» Supplied material:

┄┄┄┄┄┄┄┄┄┄

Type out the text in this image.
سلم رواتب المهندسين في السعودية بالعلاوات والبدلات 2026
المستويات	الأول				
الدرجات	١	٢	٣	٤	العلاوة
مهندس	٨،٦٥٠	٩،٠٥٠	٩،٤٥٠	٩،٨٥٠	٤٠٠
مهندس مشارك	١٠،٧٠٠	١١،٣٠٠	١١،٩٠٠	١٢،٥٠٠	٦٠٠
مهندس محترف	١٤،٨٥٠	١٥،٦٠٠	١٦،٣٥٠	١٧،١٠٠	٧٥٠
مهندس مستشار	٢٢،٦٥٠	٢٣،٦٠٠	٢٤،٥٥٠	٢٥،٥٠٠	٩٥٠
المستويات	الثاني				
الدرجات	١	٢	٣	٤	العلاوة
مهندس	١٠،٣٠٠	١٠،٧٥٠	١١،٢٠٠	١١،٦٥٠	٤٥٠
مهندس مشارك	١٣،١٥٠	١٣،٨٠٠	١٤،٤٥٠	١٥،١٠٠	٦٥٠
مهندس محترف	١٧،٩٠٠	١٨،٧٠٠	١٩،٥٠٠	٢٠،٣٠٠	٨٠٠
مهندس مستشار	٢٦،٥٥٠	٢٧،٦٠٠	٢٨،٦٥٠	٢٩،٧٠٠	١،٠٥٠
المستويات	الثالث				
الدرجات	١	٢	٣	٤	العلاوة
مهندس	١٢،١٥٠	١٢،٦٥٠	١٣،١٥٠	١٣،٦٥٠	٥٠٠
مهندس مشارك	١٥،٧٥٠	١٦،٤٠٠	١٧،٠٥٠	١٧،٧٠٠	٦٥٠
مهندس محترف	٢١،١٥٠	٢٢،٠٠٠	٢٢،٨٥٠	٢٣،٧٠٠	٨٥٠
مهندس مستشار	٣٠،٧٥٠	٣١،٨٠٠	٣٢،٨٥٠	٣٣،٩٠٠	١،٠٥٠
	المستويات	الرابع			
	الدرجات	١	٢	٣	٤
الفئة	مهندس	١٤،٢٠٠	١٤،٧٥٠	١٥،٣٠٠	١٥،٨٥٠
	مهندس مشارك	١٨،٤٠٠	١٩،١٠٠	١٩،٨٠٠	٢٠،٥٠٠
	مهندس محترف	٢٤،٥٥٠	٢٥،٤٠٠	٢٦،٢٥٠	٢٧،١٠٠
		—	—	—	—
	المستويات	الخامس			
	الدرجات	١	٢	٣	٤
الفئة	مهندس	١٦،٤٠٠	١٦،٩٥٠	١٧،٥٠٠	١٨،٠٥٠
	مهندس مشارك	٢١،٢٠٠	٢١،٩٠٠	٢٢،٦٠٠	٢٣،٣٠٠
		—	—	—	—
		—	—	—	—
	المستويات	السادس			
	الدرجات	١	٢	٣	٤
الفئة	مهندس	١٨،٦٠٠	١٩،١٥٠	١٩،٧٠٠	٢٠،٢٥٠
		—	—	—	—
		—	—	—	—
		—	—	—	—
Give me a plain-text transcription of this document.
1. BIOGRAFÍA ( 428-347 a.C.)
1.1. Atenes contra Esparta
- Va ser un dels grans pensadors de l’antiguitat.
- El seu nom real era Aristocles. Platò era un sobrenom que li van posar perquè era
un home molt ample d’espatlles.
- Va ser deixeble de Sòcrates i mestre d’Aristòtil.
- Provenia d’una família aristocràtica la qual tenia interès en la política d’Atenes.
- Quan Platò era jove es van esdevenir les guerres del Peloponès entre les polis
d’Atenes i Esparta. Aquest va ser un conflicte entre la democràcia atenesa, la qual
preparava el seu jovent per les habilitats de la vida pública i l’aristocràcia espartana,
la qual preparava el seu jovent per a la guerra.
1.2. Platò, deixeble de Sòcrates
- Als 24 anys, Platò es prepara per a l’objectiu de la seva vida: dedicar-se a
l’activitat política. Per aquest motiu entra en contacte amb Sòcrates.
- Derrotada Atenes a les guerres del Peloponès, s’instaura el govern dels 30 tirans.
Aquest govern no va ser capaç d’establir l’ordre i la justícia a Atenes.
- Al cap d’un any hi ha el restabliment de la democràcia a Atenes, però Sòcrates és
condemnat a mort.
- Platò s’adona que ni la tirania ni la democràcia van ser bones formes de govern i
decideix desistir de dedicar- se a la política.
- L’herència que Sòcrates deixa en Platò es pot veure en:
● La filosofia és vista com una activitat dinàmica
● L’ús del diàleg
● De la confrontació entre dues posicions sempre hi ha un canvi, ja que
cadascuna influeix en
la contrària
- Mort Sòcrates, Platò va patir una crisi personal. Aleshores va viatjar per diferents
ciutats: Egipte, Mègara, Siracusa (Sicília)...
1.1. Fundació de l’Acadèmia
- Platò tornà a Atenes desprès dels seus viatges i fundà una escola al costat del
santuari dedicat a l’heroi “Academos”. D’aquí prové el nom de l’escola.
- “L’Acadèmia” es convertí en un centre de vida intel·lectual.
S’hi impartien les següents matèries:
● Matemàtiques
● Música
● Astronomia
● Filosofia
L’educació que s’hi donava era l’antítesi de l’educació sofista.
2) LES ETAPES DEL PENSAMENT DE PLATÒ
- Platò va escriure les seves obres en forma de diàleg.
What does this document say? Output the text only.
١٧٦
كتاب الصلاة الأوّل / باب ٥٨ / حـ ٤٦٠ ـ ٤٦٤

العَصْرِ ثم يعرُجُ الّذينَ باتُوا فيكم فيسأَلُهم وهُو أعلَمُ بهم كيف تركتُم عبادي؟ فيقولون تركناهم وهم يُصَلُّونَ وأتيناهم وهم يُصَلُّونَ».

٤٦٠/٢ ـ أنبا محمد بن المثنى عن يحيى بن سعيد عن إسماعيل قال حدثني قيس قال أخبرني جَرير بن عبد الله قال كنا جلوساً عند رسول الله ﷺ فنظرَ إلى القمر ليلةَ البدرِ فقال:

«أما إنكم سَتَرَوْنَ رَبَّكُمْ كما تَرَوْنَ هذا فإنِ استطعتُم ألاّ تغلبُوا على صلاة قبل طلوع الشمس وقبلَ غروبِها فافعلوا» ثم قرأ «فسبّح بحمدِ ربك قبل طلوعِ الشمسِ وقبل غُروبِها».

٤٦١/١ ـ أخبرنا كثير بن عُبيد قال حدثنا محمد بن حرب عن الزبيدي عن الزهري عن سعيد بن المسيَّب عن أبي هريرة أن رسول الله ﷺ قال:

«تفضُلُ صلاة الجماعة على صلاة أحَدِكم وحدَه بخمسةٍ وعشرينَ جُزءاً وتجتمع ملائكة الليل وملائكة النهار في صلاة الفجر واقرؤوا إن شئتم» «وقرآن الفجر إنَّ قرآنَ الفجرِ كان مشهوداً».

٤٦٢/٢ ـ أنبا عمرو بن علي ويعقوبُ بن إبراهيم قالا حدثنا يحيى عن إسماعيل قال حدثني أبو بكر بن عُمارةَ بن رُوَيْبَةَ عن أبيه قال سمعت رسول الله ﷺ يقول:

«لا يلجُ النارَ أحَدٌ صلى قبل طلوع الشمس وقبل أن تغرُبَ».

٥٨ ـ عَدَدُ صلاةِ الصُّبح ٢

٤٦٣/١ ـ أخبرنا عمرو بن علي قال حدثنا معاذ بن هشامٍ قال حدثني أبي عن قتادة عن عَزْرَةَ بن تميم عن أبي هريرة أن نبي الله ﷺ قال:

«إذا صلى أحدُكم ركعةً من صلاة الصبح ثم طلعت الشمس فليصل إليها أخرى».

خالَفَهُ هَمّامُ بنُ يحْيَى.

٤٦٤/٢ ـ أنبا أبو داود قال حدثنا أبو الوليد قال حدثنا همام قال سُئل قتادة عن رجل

┄┄┄┄┄┄┄┄┄┄

» Work to be completed: In the entries above, find lines with "escola" and copy each.

» Finished exercise:
- Platò tornà a Atenes desprès dels seus viatges i fundà una escola al costat del
santuari dedicat a l’heroi “Academos”. D’aquí prové el nom de l’escola.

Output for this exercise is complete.